◆ TASK DETAILS
Go through the records underneath and write each one out again exactly.

** START DATA SHOWN **

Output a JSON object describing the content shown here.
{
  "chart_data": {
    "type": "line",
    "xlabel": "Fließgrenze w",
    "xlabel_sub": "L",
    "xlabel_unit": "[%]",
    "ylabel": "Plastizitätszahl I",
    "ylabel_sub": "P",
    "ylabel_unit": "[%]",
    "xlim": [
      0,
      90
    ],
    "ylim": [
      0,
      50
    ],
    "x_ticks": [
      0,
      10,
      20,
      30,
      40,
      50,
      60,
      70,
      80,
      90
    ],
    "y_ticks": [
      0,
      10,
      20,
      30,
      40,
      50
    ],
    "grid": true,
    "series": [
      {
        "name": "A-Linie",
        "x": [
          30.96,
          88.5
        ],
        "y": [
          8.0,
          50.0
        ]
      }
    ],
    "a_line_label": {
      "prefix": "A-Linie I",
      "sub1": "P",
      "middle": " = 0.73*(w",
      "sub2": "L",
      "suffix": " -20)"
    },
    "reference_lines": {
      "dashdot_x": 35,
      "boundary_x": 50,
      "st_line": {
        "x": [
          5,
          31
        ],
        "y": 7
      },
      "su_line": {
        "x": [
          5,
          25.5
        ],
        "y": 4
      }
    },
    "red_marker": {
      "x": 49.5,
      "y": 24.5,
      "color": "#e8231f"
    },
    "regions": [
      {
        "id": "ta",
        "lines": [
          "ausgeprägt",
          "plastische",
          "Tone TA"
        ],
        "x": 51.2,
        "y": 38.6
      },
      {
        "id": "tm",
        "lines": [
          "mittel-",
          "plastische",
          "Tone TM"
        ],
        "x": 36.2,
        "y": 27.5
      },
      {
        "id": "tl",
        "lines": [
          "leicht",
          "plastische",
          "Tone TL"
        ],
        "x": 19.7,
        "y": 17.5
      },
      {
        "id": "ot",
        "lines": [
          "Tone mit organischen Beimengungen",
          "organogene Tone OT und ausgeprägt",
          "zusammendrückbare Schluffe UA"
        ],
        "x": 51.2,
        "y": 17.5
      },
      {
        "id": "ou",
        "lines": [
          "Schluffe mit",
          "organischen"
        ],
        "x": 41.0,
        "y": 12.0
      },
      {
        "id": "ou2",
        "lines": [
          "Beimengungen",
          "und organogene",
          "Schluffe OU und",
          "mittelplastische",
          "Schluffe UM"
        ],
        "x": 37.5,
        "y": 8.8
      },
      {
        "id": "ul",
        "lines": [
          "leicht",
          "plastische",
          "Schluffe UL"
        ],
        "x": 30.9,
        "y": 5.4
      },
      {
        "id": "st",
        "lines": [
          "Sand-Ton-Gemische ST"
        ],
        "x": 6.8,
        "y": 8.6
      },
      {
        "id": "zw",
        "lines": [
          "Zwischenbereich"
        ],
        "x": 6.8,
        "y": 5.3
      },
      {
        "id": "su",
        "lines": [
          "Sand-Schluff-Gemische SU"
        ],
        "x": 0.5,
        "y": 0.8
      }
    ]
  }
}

** END DATA SHOWN **

◆ WRITTEN REPLY
Output a JSON object describing the content shown here.
{
  "chart_data": {
    "type": "line",
    "xlabel": "Fließgrenze w",
    "xlabel_sub": "L",
    "xlabel_unit": "[%]",
    "ylabel": "Plastizitätszahl I",
    "ylabel_sub": "P",
    "ylabel_unit": "[%]",
    "xlim": [
      0,
      90
    ],
    "ylim": [
      0,
      50
    ],
    "x_ticks": [
      0,
      10,
      20,
      30,
      40,
      50,
      60,
      70,
      80,
      90
    ],
    "y_ticks": [
      0,
      10,
      20,
      30,
      40,
      50
    ],
    "grid": true,
    "series": [
      {
        "name": "A-Linie",
        "x": [
          30.96,
          88.5
        ],
        "y": [
          8.0,
          50.0
        ]
      }
    ],
    "a_line_label": {
      "prefix": "A-Linie I",
      "sub1": "P",
      "middle": " = 0.73*(w",
      "sub2": "L",
      "suffix": " -20)"
    },
    "reference_lines": {
      "dashdot_x": 35,
      "boundary_x": 50,
      "st_line": {
        "x": [
          5,
          31
        ],
        "y": 7
      },
      "su_line": {
        "x": [
          5,
          25.5
        ],
        "y": 4
      }
    },
    "red_marker": {
      "x": 49.5,
      "y": 24.5,
      "color": "#e8231f"
    },
    "regions": [
      {
        "id": "ta",
        "lines": [
          "ausgeprägt",
          "plastische",
          "Tone TA"
        ],
        "x": 51.2,
        "y": 38.6
      },
      {
        "id": "tm",
        "lines": [
          "mittel-",
          "plastische",
          "Tone TM"
        ],
        "x": 36.2,
        "y": 27.5
      },
      {
        "id": "tl",
        "lines": [
          "leicht",
          "plastische",
          "Tone TL"
        ],
        "x": 19.7,
        "y": 17.5
      },
      {
        "id": "ot",
        "lines": [
          "Tone mit organischen Beimengungen",
          "organogene Tone OT und ausgeprägt",
          "zusammendrückbare Schluffe UA"
        ],
        "x": 51.2,
        "y": 17.5
      },
      {
        "id": "ou",
        "lines": [
          "Schluffe mit",
          "organischen"
        ],
        "x": 41.0,
        "y": 12.0
      },
      {
        "id": "ou2",
        "lines": [
          "Beimengungen",
          "und organogene",
          "Schluffe OU und",
          "mittelplastische",
          "Schluffe UM"
        ],
        "x": 37.5,
        "y": 8.8
      },
      {
        "id": "ul",
        "lines": [
          "leicht",
          "plastische",
          "Schluffe UL"
        ],
        "x": 30.9,
        "y": 5.4
      },
      {
        "id": "st",
        "lines": [
          "Sand-Ton-Gemische ST"
        ],
        "x": 6.8,
        "y": 8.6
      },
      {
        "id": "zw",
        "lines": [
          "Zwischenbereich"
        ],
        "x": 6.8,
        "y": 5.3
      },
      {
        "id": "su",
        "lines": [
          "Sand-Schluff-Gemische SU"
        ],
        "x": 0.5,
        "y": 0.8
      }
    ]
  }
}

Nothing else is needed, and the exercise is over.